INSTRUCTIONS FOR THE TASK => From the forum thread on DKIM for an Office 365 relay, reproduce the passage between "Replying to old" and "You're right.", inclusive.

DKIM for O365 Relay (On-premise SMTP server)

Brass Contributor

Good afternoon - I have enabled DKIM on one of the domains in O365/EXO and published required Cname records in DNS.   

I have a relay connector setup through Office 365 that our on-premise SMTP Server (Exchange 2013) uses to send invoices to customers.  


When an email goes out directly from O365 to internet (Mailbox hosted in Exchange Online), DKIM gets applied on that email. However, when an email get relayed via on-premise SMTP (Application relay email) to O365 and then to internet, only O365 to internet hop gets DKIM applied. No DKIM stamp applied on on-premise realy (via SMTP) to O365 hop.  Due to this, the recipient system see two authentication results one DKIM pass (O365 to Internet), the second one is DKIM failure (One-premise to O365 relay).


Is there anything I may be missing to get DKIM to apply to these relayed messages?




7 Replies

What a USELESS response.  Your link does NOT address the OP's question.

That shouldnt matter. The DKIM results from on=prem to 365 shouldnt show a failure, they should show as dkim=none since DKIM is not enabled for the on-prem servers. External recipient systems shouldnt be looking at that regardless.


Hello Mohan,

I have the same situation, what did you end up doing?

Replying to old topic...


Walked into this also, but my guess is that this is normal behaviour. You allready validated the recipient by creating a reveive connector for. Thus DKIM not applied.


Try relaying to a mail partner (external recipient). My guess is that DKIM applies to that one !

@Jan Anne Bijlsma 

You're right.
On-Prem Exchange SMTP relay to O365 DKIM=none

On-Prem Exchange SMTP relay to External such as gmail DKIM=pass


My issue, is ExchangeOnlineProtection is marking On-Prem to O365 as SPAM (5). I figured that by adding DKIM the spam rating would likely reduce.

Not wanting to whitelist the on-prem exchange server for the SPAM filter, I'll look at switching from anonymous relay to authenticated to try and lower the spam confidence level...

did you ever find a workaround to O365 DKIM=none?

SUPPLIED ENTRIES =>
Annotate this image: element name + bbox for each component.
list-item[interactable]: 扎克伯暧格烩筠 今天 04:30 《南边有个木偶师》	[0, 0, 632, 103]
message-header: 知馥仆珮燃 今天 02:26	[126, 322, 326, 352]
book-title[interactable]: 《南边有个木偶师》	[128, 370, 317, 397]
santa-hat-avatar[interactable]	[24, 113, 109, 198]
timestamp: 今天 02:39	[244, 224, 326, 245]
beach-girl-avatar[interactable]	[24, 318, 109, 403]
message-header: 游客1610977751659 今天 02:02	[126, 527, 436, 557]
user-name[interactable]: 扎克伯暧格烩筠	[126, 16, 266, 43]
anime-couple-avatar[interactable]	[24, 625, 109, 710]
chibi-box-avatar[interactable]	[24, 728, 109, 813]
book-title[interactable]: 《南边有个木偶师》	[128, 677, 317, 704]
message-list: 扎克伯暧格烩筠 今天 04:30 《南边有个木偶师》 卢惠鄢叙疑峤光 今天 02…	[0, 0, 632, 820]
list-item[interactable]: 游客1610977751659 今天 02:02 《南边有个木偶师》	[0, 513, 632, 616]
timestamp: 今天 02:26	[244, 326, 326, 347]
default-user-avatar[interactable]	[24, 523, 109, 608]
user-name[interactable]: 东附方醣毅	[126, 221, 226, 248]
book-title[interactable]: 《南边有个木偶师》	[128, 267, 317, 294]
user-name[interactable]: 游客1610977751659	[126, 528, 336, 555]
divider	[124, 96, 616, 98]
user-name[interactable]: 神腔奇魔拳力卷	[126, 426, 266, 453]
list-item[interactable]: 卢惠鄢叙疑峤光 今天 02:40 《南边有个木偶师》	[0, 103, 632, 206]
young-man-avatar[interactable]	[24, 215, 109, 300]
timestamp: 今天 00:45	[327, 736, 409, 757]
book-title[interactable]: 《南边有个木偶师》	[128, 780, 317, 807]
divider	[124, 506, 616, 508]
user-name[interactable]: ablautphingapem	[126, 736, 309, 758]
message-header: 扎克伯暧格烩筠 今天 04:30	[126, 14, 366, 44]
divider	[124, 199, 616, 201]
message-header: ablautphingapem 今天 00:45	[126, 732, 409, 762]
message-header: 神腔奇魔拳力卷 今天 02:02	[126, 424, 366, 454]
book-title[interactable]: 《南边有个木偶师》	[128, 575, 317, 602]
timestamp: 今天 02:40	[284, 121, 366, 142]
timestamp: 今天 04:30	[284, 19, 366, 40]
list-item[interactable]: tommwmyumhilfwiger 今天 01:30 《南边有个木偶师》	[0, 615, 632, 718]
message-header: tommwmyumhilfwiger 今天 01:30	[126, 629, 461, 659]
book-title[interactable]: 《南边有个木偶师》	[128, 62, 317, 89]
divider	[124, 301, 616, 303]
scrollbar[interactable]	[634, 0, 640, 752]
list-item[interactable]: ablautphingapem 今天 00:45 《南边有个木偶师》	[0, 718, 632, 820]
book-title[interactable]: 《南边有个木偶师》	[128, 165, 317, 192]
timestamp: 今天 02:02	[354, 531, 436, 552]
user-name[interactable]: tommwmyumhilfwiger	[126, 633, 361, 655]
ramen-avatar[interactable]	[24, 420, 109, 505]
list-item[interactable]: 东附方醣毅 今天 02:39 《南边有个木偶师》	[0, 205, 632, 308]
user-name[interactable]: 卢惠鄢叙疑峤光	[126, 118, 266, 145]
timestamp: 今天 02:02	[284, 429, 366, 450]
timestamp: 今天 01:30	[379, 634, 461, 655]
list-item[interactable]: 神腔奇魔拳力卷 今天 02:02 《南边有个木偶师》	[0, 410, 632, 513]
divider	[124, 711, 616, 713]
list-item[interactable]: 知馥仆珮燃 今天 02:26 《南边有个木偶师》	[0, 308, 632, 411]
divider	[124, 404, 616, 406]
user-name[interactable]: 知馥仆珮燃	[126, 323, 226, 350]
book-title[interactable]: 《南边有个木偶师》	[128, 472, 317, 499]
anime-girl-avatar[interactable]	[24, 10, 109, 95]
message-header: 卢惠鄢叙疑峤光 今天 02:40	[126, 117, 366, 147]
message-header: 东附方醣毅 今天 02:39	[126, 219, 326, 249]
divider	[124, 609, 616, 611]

FINAL ANSWER =>
Replying to old topic...


Walked into this also, but my guess is that this is normal behaviour. You allready validated the recipient by creating a reveive connector for. Thus DKIM not applied.


Try relaying to a mail partner (external recipient). My guess is that DKIM applies to that one !

@Jan Anne Bijlsma 

You're right.